Task directions: In the entries that follow, how many lines contain the word "marker"? Answer with the number only.

Exercise data:
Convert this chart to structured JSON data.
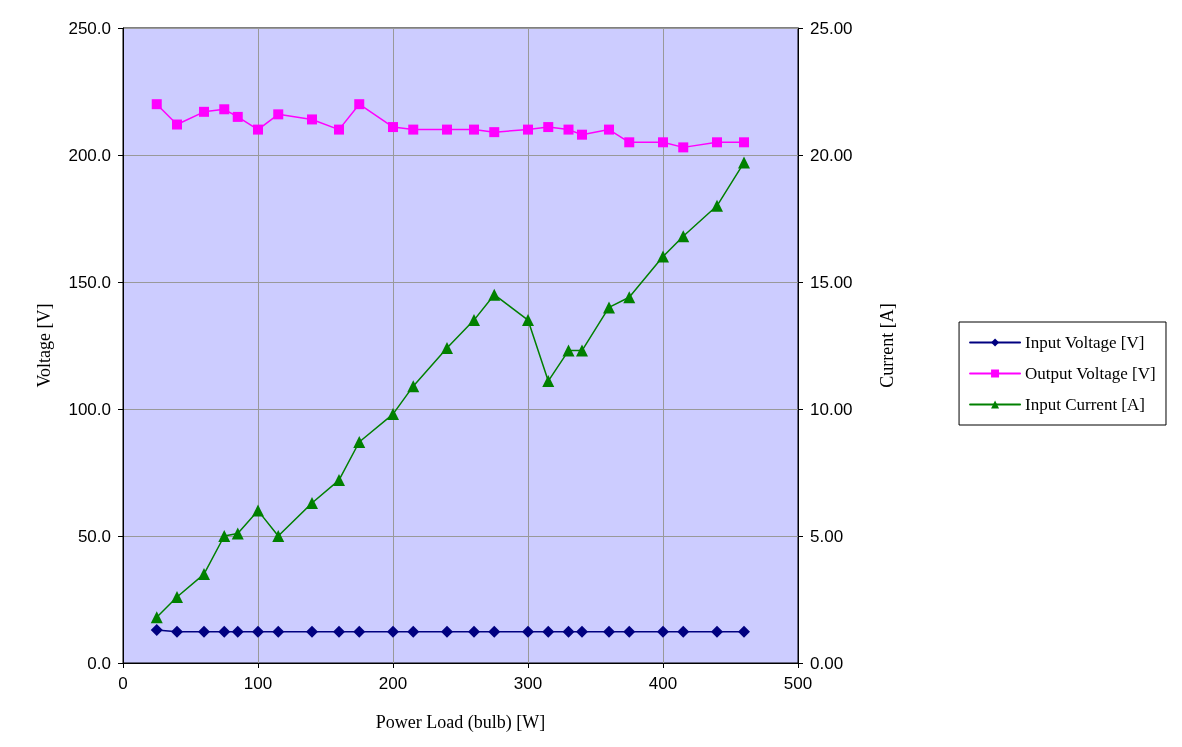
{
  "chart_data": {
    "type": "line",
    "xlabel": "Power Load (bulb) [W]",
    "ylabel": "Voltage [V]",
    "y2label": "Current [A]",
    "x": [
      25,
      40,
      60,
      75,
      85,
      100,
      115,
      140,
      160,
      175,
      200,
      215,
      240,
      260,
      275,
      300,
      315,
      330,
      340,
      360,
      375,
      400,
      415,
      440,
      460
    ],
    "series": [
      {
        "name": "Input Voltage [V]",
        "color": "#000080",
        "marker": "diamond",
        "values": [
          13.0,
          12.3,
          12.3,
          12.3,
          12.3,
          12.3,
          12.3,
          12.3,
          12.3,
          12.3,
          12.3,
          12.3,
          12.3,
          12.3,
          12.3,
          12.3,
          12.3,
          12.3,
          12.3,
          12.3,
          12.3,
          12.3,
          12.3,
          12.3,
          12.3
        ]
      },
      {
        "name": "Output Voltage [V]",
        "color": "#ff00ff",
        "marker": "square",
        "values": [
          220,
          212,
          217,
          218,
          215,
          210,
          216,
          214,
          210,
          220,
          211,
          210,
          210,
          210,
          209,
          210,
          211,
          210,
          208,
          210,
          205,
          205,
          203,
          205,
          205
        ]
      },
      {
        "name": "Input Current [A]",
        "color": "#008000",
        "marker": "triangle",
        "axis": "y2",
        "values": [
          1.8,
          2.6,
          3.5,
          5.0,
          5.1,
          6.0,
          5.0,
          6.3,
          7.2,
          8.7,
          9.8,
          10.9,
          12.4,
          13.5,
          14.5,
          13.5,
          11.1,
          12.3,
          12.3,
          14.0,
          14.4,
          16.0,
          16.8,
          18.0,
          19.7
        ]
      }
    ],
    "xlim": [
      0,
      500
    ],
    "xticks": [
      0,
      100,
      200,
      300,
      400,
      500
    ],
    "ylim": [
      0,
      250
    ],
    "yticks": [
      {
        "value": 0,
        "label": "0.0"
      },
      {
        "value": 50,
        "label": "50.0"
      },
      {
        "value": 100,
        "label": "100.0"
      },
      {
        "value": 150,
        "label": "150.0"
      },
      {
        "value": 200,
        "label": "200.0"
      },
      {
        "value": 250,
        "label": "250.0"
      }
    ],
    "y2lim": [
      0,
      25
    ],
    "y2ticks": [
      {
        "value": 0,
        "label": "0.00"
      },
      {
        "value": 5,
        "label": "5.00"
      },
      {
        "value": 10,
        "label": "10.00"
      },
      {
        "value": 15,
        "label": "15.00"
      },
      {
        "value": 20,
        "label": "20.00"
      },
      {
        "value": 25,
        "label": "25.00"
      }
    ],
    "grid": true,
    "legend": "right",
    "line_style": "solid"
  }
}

---

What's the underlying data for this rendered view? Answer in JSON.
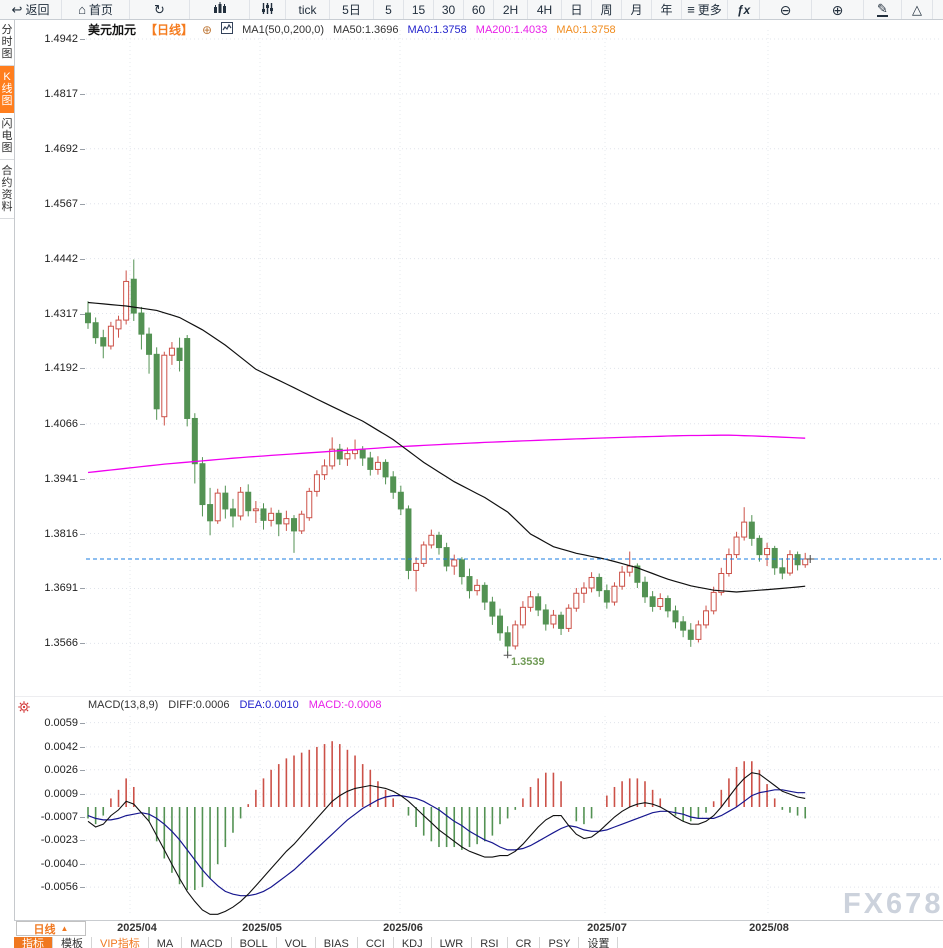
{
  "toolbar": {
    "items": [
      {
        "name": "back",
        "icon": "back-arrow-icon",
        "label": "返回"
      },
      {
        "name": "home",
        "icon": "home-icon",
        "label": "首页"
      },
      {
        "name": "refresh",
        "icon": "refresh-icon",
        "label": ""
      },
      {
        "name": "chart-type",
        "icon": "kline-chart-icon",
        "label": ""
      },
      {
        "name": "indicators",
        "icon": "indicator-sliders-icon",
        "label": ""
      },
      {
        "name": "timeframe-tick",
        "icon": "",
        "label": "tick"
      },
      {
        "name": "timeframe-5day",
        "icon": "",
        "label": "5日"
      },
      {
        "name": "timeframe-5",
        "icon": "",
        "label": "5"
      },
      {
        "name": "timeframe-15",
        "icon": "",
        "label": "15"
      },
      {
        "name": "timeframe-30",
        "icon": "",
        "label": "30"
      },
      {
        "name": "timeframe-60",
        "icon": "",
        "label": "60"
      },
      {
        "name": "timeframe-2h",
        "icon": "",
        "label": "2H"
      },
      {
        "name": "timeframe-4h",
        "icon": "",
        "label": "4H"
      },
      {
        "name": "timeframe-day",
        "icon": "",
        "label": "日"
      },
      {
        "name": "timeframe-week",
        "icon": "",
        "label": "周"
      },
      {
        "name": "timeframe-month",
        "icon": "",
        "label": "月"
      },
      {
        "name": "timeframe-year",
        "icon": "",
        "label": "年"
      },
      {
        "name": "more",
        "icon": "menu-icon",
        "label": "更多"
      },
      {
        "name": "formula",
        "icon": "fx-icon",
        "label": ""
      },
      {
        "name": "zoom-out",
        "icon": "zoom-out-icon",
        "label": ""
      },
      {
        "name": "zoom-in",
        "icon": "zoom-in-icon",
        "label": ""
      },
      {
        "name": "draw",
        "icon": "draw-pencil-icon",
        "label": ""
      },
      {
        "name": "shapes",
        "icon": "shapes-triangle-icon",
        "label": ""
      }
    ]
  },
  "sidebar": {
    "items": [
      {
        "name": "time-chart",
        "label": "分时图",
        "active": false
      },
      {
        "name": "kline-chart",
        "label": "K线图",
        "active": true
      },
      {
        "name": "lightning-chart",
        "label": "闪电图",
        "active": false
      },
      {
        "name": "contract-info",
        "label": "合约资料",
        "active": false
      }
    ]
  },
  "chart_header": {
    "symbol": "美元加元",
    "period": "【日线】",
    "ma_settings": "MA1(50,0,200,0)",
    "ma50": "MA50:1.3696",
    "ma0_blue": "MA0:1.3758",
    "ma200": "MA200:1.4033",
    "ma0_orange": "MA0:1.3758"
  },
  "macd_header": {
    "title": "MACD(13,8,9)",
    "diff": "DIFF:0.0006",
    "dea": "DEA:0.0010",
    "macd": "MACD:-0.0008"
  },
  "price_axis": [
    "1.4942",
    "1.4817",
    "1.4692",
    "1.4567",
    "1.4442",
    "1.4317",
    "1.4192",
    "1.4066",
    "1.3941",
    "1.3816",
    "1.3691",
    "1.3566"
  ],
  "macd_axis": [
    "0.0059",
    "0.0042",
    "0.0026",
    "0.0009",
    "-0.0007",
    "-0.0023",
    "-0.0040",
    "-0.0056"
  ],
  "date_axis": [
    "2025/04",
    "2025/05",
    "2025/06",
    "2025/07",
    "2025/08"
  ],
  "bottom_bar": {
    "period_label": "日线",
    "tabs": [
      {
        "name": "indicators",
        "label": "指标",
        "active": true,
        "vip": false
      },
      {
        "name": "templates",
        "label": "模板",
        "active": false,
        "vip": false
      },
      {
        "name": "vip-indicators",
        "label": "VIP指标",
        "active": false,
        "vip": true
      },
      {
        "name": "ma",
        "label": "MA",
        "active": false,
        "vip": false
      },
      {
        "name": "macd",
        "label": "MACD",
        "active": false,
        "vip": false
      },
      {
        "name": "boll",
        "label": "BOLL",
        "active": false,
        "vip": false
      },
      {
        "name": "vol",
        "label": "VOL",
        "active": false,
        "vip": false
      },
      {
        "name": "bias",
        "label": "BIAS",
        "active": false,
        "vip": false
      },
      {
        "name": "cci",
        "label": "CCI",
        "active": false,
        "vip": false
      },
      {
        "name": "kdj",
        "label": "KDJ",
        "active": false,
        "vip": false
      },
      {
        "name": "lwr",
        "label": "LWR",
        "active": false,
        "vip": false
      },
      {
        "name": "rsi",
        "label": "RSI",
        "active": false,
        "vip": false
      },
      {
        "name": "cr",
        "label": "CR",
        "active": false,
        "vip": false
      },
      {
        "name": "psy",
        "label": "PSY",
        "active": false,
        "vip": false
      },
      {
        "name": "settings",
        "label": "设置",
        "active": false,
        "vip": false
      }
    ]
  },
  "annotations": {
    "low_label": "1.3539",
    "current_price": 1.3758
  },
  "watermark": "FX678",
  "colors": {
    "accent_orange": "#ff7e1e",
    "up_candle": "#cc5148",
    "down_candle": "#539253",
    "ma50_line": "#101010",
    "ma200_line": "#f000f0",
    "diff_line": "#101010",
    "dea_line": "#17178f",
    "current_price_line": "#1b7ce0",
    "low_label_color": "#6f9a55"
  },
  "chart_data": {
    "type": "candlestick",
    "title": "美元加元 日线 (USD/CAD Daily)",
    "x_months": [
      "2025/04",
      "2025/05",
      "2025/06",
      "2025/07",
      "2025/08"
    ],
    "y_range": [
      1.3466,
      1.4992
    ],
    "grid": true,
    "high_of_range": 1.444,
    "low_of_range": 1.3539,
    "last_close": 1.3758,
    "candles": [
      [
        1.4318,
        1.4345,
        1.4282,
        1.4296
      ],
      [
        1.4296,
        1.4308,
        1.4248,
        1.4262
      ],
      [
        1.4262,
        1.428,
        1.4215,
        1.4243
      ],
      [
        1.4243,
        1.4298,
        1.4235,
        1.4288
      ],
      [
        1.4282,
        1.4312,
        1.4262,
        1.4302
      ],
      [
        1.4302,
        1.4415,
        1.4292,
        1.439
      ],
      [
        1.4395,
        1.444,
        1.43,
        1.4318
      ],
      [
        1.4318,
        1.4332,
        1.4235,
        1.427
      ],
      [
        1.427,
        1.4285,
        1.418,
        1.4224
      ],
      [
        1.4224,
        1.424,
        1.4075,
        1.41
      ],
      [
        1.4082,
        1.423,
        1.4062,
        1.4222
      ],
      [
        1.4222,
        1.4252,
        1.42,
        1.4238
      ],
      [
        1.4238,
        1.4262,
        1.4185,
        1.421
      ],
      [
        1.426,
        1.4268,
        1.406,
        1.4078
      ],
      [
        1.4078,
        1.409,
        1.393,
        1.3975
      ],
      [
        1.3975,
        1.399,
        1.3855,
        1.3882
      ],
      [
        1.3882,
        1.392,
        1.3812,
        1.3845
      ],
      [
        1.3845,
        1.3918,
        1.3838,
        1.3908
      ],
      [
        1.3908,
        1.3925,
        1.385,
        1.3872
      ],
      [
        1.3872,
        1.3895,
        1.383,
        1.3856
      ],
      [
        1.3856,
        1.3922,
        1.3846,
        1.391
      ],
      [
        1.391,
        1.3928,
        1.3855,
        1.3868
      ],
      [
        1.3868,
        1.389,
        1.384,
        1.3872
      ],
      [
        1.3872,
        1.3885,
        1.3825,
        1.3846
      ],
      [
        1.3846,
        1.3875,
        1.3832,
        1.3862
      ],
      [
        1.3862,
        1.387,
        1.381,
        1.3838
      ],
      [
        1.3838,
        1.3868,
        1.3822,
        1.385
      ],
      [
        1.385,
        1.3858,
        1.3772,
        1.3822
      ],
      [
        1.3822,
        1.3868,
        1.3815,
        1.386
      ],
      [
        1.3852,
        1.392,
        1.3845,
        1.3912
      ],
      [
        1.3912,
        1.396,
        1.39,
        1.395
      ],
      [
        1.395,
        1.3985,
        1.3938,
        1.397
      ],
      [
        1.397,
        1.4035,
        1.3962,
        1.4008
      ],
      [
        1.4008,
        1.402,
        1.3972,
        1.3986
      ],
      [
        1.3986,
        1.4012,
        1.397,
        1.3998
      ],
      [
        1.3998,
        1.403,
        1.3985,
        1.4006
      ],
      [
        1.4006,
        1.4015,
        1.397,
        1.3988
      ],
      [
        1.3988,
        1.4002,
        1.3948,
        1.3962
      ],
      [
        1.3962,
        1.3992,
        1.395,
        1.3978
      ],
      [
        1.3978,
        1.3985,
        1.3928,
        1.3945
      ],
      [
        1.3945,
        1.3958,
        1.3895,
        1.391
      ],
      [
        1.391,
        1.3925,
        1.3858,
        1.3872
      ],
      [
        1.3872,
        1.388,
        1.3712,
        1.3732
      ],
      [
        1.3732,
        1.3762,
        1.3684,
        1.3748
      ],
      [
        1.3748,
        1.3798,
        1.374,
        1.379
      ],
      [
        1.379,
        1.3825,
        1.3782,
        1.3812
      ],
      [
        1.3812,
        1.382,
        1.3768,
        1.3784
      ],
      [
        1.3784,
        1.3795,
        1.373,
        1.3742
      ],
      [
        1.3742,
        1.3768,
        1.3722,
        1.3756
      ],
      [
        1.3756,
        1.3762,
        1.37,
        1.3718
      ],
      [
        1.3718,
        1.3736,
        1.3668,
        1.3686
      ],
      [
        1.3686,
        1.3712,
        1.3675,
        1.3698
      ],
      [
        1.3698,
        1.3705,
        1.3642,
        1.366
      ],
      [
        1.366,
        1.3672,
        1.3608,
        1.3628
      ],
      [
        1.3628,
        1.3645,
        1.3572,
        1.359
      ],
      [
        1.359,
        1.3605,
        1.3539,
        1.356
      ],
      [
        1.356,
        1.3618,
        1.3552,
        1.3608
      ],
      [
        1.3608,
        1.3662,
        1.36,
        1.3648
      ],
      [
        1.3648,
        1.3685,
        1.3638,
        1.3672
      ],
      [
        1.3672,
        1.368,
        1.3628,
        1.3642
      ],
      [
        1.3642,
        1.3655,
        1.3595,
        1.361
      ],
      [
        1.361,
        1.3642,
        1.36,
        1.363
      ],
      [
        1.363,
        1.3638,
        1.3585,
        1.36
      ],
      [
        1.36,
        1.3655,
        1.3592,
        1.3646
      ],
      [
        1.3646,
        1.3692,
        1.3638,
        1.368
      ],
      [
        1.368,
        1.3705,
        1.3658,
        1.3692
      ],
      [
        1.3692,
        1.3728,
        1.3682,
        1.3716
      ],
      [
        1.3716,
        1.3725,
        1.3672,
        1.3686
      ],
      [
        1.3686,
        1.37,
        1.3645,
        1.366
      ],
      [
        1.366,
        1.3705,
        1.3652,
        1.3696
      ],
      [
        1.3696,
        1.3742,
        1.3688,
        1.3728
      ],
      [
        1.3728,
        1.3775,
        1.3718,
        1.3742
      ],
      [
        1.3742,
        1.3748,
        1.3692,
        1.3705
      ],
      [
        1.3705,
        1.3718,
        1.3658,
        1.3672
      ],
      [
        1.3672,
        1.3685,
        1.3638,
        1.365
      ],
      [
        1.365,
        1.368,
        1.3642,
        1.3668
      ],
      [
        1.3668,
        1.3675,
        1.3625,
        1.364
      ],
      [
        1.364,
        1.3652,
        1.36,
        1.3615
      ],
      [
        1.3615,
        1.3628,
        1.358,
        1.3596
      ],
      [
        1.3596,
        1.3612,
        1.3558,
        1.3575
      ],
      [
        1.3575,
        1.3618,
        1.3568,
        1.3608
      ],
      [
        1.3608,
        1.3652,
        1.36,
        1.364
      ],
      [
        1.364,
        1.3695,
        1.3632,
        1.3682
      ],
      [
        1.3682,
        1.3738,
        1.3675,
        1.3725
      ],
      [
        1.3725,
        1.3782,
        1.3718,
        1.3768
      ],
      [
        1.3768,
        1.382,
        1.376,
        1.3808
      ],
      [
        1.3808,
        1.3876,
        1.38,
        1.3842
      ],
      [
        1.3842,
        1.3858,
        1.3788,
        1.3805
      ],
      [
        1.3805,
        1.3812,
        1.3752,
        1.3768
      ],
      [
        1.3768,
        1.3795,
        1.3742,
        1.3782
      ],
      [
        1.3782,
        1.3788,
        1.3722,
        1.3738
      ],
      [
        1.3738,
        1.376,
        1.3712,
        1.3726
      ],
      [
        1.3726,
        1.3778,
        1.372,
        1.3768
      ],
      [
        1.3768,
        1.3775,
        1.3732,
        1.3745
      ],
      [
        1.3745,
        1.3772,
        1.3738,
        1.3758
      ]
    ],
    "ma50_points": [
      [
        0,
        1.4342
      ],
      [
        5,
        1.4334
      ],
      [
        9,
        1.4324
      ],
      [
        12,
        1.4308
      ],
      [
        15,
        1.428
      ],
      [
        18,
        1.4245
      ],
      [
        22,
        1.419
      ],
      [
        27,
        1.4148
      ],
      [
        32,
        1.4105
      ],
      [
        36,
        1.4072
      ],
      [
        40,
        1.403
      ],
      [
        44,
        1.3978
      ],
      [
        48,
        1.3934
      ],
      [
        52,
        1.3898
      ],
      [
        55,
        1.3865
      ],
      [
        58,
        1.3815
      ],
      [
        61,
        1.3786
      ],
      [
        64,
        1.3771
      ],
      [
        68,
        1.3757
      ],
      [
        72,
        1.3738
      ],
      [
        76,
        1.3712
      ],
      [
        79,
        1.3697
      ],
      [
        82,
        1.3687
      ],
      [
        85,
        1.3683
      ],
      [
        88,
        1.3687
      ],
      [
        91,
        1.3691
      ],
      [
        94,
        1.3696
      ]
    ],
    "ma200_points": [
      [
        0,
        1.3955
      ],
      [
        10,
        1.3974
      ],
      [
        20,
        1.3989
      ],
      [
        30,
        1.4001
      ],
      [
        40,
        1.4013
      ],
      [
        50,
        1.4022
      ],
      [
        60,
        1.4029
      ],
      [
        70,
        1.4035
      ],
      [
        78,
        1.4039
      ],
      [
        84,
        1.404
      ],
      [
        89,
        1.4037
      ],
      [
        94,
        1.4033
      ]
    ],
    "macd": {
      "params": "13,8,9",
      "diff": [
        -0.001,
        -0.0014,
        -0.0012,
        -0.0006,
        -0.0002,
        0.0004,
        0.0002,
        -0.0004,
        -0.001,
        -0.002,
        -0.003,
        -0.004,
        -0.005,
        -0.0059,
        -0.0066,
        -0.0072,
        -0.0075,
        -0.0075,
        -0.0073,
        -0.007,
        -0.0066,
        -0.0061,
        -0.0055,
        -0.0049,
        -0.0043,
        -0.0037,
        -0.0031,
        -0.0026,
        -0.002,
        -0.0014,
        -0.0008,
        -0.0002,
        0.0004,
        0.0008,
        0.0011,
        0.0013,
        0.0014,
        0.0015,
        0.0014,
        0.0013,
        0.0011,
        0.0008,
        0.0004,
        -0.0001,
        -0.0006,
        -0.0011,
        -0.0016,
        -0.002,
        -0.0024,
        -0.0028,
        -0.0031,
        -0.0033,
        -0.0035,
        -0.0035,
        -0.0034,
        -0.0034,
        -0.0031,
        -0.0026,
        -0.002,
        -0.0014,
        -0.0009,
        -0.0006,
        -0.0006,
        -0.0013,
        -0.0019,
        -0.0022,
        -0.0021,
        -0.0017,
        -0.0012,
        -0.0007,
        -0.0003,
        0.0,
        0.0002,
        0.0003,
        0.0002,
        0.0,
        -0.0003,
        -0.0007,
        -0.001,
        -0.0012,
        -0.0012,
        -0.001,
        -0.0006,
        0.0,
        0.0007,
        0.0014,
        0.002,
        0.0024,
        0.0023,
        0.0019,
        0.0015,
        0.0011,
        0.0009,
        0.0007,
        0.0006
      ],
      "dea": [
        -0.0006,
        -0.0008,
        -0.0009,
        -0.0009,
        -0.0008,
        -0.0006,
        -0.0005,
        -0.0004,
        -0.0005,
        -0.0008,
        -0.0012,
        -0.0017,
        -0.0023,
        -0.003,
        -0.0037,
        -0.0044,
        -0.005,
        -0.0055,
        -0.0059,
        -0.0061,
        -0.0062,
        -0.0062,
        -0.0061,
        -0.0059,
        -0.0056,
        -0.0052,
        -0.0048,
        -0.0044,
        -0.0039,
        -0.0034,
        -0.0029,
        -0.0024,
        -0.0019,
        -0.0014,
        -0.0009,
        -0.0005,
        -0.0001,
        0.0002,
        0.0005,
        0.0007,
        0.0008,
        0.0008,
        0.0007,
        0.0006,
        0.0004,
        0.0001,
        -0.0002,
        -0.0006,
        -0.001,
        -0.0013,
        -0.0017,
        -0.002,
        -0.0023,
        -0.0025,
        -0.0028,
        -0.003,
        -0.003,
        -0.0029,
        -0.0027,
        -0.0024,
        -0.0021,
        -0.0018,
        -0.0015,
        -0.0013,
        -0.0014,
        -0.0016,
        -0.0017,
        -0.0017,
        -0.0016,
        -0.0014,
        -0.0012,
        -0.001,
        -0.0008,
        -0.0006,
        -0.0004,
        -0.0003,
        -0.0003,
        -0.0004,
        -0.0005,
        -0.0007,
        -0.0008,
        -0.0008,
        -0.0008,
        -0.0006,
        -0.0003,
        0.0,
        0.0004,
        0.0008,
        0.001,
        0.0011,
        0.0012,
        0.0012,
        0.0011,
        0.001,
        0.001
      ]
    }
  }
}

Solution to this task: 3